### Written exercise:
How many lines in the data below contain the string "checkbox"? Reply with the number alone.

### Records provided:

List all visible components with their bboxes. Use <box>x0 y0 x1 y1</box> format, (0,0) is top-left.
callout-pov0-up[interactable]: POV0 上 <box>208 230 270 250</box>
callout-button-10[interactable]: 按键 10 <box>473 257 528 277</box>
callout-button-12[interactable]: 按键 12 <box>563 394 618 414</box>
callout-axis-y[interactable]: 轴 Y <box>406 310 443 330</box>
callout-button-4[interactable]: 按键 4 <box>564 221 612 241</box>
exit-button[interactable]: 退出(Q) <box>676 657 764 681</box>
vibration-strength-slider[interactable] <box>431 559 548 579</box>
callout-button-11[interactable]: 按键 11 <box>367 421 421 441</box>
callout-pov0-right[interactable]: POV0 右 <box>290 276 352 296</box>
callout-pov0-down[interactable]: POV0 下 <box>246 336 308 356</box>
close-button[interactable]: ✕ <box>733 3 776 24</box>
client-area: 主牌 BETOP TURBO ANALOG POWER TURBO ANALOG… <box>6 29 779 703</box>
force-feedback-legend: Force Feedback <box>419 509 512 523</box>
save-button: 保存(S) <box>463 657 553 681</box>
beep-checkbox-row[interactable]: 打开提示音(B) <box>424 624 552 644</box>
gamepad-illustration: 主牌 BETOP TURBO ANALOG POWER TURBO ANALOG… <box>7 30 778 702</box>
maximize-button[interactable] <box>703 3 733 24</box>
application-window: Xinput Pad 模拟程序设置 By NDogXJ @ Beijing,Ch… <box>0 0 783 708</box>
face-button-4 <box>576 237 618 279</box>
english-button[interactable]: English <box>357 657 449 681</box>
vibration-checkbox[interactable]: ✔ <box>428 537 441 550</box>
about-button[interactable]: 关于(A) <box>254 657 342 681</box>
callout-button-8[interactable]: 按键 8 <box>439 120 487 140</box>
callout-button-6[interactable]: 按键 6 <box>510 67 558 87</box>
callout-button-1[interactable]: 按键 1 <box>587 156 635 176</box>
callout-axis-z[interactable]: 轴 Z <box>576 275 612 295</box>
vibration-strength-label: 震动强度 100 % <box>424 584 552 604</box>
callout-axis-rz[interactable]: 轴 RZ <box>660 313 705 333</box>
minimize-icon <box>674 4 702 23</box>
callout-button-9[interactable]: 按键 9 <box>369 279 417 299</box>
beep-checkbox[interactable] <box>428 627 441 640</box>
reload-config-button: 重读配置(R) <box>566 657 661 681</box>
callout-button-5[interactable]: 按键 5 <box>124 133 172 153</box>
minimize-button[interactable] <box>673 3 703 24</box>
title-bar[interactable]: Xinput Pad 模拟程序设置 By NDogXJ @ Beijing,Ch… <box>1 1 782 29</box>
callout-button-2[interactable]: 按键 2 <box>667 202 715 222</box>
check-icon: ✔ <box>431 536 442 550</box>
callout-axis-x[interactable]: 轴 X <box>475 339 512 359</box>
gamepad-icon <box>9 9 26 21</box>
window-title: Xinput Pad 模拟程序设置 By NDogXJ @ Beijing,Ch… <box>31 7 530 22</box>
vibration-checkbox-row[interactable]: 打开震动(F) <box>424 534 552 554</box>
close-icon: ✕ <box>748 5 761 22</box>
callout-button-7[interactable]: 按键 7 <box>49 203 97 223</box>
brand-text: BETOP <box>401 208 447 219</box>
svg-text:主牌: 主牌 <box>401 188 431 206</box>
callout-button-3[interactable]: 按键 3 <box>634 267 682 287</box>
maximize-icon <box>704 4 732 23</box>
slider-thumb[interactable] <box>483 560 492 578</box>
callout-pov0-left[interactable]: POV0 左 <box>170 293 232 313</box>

### Completed exercise:
4